• WHAT TO PRODUCE: All of the data below should be written out exactly.

• ENTRIES PROVIDED:
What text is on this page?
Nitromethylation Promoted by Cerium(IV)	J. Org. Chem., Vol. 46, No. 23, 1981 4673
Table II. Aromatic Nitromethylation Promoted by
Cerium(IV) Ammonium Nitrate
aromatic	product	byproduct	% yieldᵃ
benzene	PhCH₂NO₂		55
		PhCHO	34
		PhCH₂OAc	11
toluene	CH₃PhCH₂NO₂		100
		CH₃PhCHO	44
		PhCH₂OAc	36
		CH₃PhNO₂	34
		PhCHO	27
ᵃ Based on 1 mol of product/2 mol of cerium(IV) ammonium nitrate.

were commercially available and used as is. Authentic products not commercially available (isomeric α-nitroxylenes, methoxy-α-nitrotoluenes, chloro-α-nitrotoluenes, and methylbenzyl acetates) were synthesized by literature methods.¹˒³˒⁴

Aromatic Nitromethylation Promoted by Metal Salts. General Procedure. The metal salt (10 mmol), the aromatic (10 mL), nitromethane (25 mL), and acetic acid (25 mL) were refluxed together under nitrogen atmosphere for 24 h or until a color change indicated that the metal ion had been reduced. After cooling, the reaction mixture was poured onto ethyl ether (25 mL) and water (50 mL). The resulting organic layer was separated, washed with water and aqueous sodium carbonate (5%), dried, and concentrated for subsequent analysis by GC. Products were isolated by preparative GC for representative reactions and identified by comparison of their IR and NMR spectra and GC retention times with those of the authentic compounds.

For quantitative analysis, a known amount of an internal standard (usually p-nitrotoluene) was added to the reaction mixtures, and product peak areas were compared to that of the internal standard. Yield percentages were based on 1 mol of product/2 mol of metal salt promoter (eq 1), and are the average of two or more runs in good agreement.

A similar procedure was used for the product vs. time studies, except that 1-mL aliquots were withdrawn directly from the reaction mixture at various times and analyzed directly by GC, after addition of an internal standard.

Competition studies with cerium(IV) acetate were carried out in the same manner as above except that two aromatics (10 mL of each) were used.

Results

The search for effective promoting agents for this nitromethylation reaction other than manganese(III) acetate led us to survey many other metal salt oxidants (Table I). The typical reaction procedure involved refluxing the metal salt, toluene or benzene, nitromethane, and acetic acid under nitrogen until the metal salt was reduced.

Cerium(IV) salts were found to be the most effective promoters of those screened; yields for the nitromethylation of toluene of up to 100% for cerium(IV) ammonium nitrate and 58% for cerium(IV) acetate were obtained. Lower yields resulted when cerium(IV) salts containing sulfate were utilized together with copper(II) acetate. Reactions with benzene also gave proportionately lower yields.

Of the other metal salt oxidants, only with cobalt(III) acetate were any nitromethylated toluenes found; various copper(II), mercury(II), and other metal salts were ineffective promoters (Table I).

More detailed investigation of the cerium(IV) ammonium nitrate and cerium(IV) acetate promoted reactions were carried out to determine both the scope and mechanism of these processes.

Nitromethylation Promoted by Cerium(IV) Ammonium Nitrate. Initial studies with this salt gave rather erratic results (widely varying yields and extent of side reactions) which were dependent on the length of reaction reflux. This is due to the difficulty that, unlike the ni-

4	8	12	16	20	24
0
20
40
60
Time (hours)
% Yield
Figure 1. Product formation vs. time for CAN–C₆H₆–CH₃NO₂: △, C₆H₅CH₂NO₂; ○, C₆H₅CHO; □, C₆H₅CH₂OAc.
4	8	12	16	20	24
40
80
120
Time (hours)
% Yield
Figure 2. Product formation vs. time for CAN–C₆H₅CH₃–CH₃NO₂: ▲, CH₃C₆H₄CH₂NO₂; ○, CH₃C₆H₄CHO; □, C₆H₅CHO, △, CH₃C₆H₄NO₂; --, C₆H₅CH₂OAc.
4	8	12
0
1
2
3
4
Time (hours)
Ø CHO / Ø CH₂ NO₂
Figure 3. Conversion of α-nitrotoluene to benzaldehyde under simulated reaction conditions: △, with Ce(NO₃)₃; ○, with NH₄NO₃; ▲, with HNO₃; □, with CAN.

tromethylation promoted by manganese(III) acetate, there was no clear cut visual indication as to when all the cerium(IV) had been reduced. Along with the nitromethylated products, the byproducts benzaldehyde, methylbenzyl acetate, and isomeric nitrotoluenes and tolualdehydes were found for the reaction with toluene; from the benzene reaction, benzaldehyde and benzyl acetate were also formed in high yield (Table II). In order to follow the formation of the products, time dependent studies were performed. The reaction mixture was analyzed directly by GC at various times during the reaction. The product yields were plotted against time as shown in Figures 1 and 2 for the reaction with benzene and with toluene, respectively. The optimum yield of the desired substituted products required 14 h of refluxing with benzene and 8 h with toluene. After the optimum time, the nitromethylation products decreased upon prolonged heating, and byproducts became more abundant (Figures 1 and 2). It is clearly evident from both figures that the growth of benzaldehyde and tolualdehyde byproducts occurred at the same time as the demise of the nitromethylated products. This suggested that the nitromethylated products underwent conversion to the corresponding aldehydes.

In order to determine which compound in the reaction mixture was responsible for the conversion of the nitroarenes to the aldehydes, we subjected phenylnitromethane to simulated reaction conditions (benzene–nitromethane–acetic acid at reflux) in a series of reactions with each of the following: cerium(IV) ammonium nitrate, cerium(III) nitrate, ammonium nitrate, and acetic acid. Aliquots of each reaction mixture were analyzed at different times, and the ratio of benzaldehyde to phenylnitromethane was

• EXERCISE RESPONSE:
What text is on this page?
Nitromethylation Promoted by Cerium(IV)	J. Org. Chem., Vol. 46, No. 23, 1981 4673
Table II. Aromatic Nitromethylation Promoted by
Cerium(IV) Ammonium Nitrate
aromatic	product	byproduct	% yieldᵃ
benzene	PhCH₂NO₂		55
		PhCHO	34
		PhCH₂OAc	11
toluene	CH₃PhCH₂NO₂		100
		CH₃PhCHO	44
		PhCH₂OAc	36
		CH₃PhNO₂	34
		PhCHO	27
ᵃ Based on 1 mol of product/2 mol of cerium(IV) ammonium nitrate.

were commercially available and used as is. Authentic products not commercially available (isomeric α-nitroxylenes, methoxy-α-nitrotoluenes, chloro-α-nitrotoluenes, and methylbenzyl acetates) were synthesized by literature methods.¹˒³˒⁴

Aromatic Nitromethylation Promoted by Metal Salts. General Procedure. The metal salt (10 mmol), the aromatic (10 mL), nitromethane (25 mL), and acetic acid (25 mL) were refluxed together under nitrogen atmosphere for 24 h or until a color change indicated that the metal ion had been reduced. After cooling, the reaction mixture was poured onto ethyl ether (25 mL) and water (50 mL). The resulting organic layer was separated, washed with water and aqueous sodium carbonate (5%), dried, and concentrated for subsequent analysis by GC. Products were isolated by preparative GC for representative reactions and identified by comparison of their IR and NMR spectra and GC retention times with those of the authentic compounds.

For quantitative analysis, a known amount of an internal standard (usually p-nitrotoluene) was added to the reaction mixtures, and product peak areas were compared to that of the internal standard. Yield percentages were based on 1 mol of product/2 mol of metal salt promoter (eq 1), and are the average of two or more runs in good agreement.

A similar procedure was used for the product vs. time studies, except that 1-mL aliquots were withdrawn directly from the reaction mixture at various times and analyzed directly by GC, after addition of an internal standard.

Competition studies with cerium(IV) acetate were carried out in the same manner as above except that two aromatics (10 mL of each) were used.

Results

The search for effective promoting agents for this nitromethylation reaction other than manganese(III) acetate led us to survey many other metal salt oxidants (Table I). The typical reaction procedure involved refluxing the metal salt, toluene or benzene, nitromethane, and acetic acid under nitrogen until the metal salt was reduced.

Cerium(IV) salts were found to be the most effective promoters of those screened; yields for the nitromethylation of toluene of up to 100% for cerium(IV) ammonium nitrate and 58% for cerium(IV) acetate were obtained. Lower yields resulted when cerium(IV) salts containing sulfate were utilized together with copper(II) acetate. Reactions with benzene also gave proportionately lower yields.

Of the other metal salt oxidants, only with cobalt(III) acetate were any nitromethylated toluenes found; various copper(II), mercury(II), and other metal salts were ineffective promoters (Table I).

More detailed investigation of the cerium(IV) ammonium nitrate and cerium(IV) acetate promoted reactions were carried out to determine both the scope and mechanism of these processes.

Nitromethylation Promoted by Cerium(IV) Ammonium Nitrate. Initial studies with this salt gave rather erratic results (widely varying yields and extent of side reactions) which were dependent on the length of reaction reflux. This is due to the difficulty that, unlike the ni-

4	8	12	16	20	24
0
20
40
60
Time (hours)
% Yield
Figure 1. Product formation vs. time for CAN–C₆H₆–CH₃NO₂: △, C₆H₅CH₂NO₂; ○, C₆H₅CHO; □, C₆H₅CH₂OAc.
4	8	12	16	20	24
40
80
120
Time (hours)
% Yield
Figure 2. Product formation vs. time for CAN–C₆H₅CH₃–CH₃NO₂: ▲, CH₃C₆H₄CH₂NO₂; ○, CH₃C₆H₄CHO; □, C₆H₅CHO, △, CH₃C₆H₄NO₂; --, C₆H₅CH₂OAc.
4	8	12
0
1
2
3
4
Time (hours)
Ø CHO / Ø CH₂ NO₂
Figure 3. Conversion of α-nitrotoluene to benzaldehyde under simulated reaction conditions: △, with Ce(NO₃)₃; ○, with NH₄NO₃; ▲, with HNO₃; □, with CAN.

tromethylation promoted by manganese(III) acetate, there was no clear cut visual indication as to when all the cerium(IV) had been reduced. Along with the nitromethylated products, the byproducts benzaldehyde, methylbenzyl acetate, and isomeric nitrotoluenes and tolualdehydes were found for the reaction with toluene; from the benzene reaction, benzaldehyde and benzyl acetate were also formed in high yield (Table II). In order to follow the formation of the products, time dependent studies were performed. The reaction mixture was analyzed directly by GC at various times during the reaction. The product yields were plotted against time as shown in Figures 1 and 2 for the reaction with benzene and with toluene, respectively. The optimum yield of the desired substituted products required 14 h of refluxing with benzene and 8 h with toluene. After the optimum time, the nitromethylation products decreased upon prolonged heating, and byproducts became more abundant (Figures 1 and 2). It is clearly evident from both figures that the growth of benzaldehyde and tolualdehyde byproducts occurred at the same time as the demise of the nitromethylated products. This suggested that the nitromethylated products underwent conversion to the corresponding aldehydes.

In order to determine which compound in the reaction mixture was responsible for the conversion of the nitroarenes to the aldehydes, we subjected phenylnitromethane to simulated reaction conditions (benzene–nitromethane–acetic acid at reflux) in a series of reactions with each of the following: cerium(IV) ammonium nitrate, cerium(III) nitrate, ammonium nitrate, and acetic acid. Aliquots of each reaction mixture were analyzed at different times, and the ratio of benzaldehyde to phenylnitromethane was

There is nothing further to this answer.